▸ Requirement
Leave out the pictures and copy everything else in the entries exactly.

Stored records
********

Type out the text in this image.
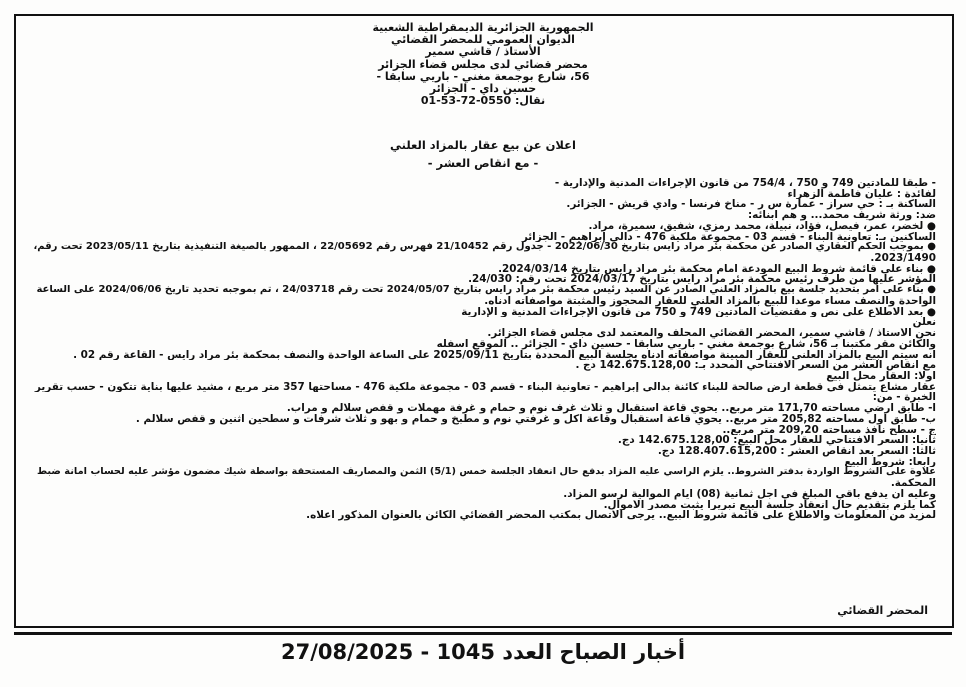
الجمهورية الجزائرية الديمقراطية الشعبية
الديوان العمومي للمحضر القضائي
الأستاذ / قاشي سمير
محضر قضائي لدى مجلس قضاء الجزائر
56، شارع بوجمعة مغني - باريي سابقا -
حسين داي - الجزائر
نقال: 0550-72-53-01
اعلان عن بيع عقار بالمزاد العلني
- مع انقاص العشر -

- طبقا للمادتين 749 و 750 ، 754/4 من قانون الإجراءات المدنية والإدارية -

لفائدة : عليان فاطمة الزهراء

الساكنة بـ : حي سراز - عمارة س ر - مناخ فرنسا - وادي قريش - الجزائر.

ضد: ورثة شريف محمد... و هم أبنائه:

● لخضر، عمر، فيصل، فؤاد، نبيلة، محمد رمزي، شفيق، سميرة، مراد.

الساكنين بـ: تعاونية البناء - قسم 03 - مجموعة ملكية 476 - دالي إبراهيم - الجزائر

● بموجب الحكم العقاري الصادر عن محكمة بئر مراد رايس بتاريخ 2022/06/30 - جدول رقم 21/10452 فهرس رقم 22/05692 ، الممهور بالصيغة التنفيذية بتاريخ 2023/05/11 تحت رقم،

2023/1490.

● بناء على قائمة شروط البيع المودعة أمام محكمة بئر مراد رايس بتاريخ 2024/03/14.

المؤشر عليها من طرف رئيس محكمة بئر مراد رايس بتاريخ 2024/03/17 تحت رقم: 24/030.

● بناء على أمر بتحديد جلسة بيع بالمزاد العلني الصادر عن السيد رئيس محكمة بئر مراد رايس بتاريخ 2024/05/07 تحت رقم 24/03718 ، تم بموجبه تحديد تاريخ 2024/06/06 على الساعة

الواحدة والنصف مساء موعدا للبيع بالمزاد العلني للعقار المحجوز والمثبتة مواصفاته أدناه.

● بعد الاطلاع على نص و مقتضيات المادتين 749 و 750 من قانون الإجراءات المدنية و الإدارية

نعلن

نحن الأستاذ / قاشي سمير، المحضر القضائي المحلف والمعتمد لدى مجلس قضاء الجزائر.

والكائن مقر مكتبنا بـ 56، شارع بوجمعة مغني - باريي سابقا - حسين داي - الجزائر .. الموقع أسفله

أنه سيتم البيع بالمزاد العلني للعقار المبينة مواصفاته أدناه بجلسة البيع المحددة بتاريخ 2025/09/11 على الساعة الواحدة والنصف بمحكمة بئر مراد رايس - القاعة رقم 02 .

مع انقاص العشر من السعر الافتتاحي المحدد بـ: 142.675.128,00 دج .

أولا: العقار محل البيع

عقار مشاع يتمثل في قطعة أرض صالحة للبناء كائنة بدالي إبراهيم - تعاونية البناء - قسم 03 - مجموعة ملكية 476 - مساحتها 357 متر مربع ، مشيد عليها بناية تتكون - حسب تقرير

الخبرة - من:

أ- طابق أرضي مساحته 171,70 متر مربع.. يحوي قاعة استقبال و ثلاث غرف نوم و حمام و غرفة مهملات و قفص سلالم و مرآب.

ب- طابق أول مساحته 205,82 متر مربع.. يحوي قاعة استقبال وقاعة أكل و غرفتي نوم و مطبخ و حمام و بهو و ثلاث شرفات و سطحين اثنين و قفص سلالم .

ج - سطح نافذ مساحته 209,20 متر مربع..

ثانيا: السعر الافتتاحي للعقار محل البيع: 142.675.128,00 دج.

ثالثا: السعر بعد انقاص العشر : 128.407.615,200 دج.

رابعا: شروط البيع

علاوة على الشروط الواردة بدفتر الشروط.. يلزم الراسي عليه المزاد بدفع حال انعقاد الجلسة خمس (5/1) الثمن والمصاريف المستحقة بواسطة شيك مضمون مؤشر عليه لحساب أمانة ضبط

المحكمة.

وعليه أن يدفع باقي المبلغ في أجل ثمانية (08) أيام الموالية لرسو المزاد.

كما يلزم بتقديم حال انعقاد جلسة البيع تبريرا يثبت مصدر الأموال.

لمزيد من المعلومات والاطلاع على قائمة شروط البيع.. يرجى الاتصال بمكتب المحضر القضائي الكائن بالعنوان المذكور اعلاه.

المحضر القضائي
أخبار الصباح العدد 1045 - 27/08/2025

********

▸ Reply
Type out the text in this image.
الجمهورية الجزائرية الديمقراطية الشعبية
الديوان العمومي للمحضر القضائي
الأستاذ / قاشي سمير
محضر قضائي لدى مجلس قضاء الجزائر
56، شارع بوجمعة مغني - باريي سابقا -
حسين داي - الجزائر
نقال: 0550-72-53-01
اعلان عن بيع عقار بالمزاد العلني
- مع انقاص العشر -

- طبقا للمادتين 749 و 750 ، 754/4 من قانون الإجراءات المدنية والإدارية -

لفائدة : عليان فاطمة الزهراء

الساكنة بـ : حي سراز - عمارة س ر - مناخ فرنسا - وادي قريش - الجزائر.

ضد: ورثة شريف محمد... و هم أبنائه:

● لخضر، عمر، فيصل، فؤاد، نبيلة، محمد رمزي، شفيق، سميرة، مراد.

الساكنين بـ: تعاونية البناء - قسم 03 - مجموعة ملكية 476 - دالي إبراهيم - الجزائر

● بموجب الحكم العقاري الصادر عن محكمة بئر مراد رايس بتاريخ 2022/06/30 - جدول رقم 21/10452 فهرس رقم 22/05692 ، الممهور بالصيغة التنفيذية بتاريخ 2023/05/11 تحت رقم،

2023/1490.

● بناء على قائمة شروط البيع المودعة أمام محكمة بئر مراد رايس بتاريخ 2024/03/14.

المؤشر عليها من طرف رئيس محكمة بئر مراد رايس بتاريخ 2024/03/17 تحت رقم: 24/030.

● بناء على أمر بتحديد جلسة بيع بالمزاد العلني الصادر عن السيد رئيس محكمة بئر مراد رايس بتاريخ 2024/05/07 تحت رقم 24/03718 ، تم بموجبه تحديد تاريخ 2024/06/06 على الساعة

الواحدة والنصف مساء موعدا للبيع بالمزاد العلني للعقار المحجوز والمثبتة مواصفاته أدناه.

● بعد الاطلاع على نص و مقتضيات المادتين 749 و 750 من قانون الإجراءات المدنية و الإدارية

نعلن

نحن الأستاذ / قاشي سمير، المحضر القضائي المحلف والمعتمد لدى مجلس قضاء الجزائر.

والكائن مقر مكتبنا بـ 56، شارع بوجمعة مغني - باريي سابقا - حسين داي - الجزائر .. الموقع أسفله

أنه سيتم البيع بالمزاد العلني للعقار المبينة مواصفاته أدناه بجلسة البيع المحددة بتاريخ 2025/09/11 على الساعة الواحدة والنصف بمحكمة بئر مراد رايس - القاعة رقم 02 .

مع انقاص العشر من السعر الافتتاحي المحدد بـ: 142.675.128,00 دج .

أولا: العقار محل البيع

عقار مشاع يتمثل في قطعة أرض صالحة للبناء كائنة بدالي إبراهيم - تعاونية البناء - قسم 03 - مجموعة ملكية 476 - مساحتها 357 متر مربع ، مشيد عليها بناية تتكون - حسب تقرير

الخبرة - من:

أ- طابق أرضي مساحته 171,70 متر مربع.. يحوي قاعة استقبال و ثلاث غرف نوم و حمام و غرفة مهملات و قفص سلالم و مرآب.

ب- طابق أول مساحته 205,82 متر مربع.. يحوي قاعة استقبال وقاعة أكل و غرفتي نوم و مطبخ و حمام و بهو و ثلاث شرفات و سطحين اثنين و قفص سلالم .

ج - سطح نافذ مساحته 209,20 متر مربع..

ثانيا: السعر الافتتاحي للعقار محل البيع: 142.675.128,00 دج.

ثالثا: السعر بعد انقاص العشر : 128.407.615,200 دج.

رابعا: شروط البيع

علاوة على الشروط الواردة بدفتر الشروط.. يلزم الراسي عليه المزاد بدفع حال انعقاد الجلسة خمس (5/1) الثمن والمصاريف المستحقة بواسطة شيك مضمون مؤشر عليه لحساب أمانة ضبط

المحكمة.

وعليه أن يدفع باقي المبلغ في أجل ثمانية (08) أيام الموالية لرسو المزاد.

كما يلزم بتقديم حال انعقاد جلسة البيع تبريرا يثبت مصدر الأموال.

لمزيد من المعلومات والاطلاع على قائمة شروط البيع.. يرجى الاتصال بمكتب المحضر القضائي الكائن بالعنوان المذكور اعلاه.

المحضر القضائي
أخبار الصباح العدد 1045 - 27/08/2025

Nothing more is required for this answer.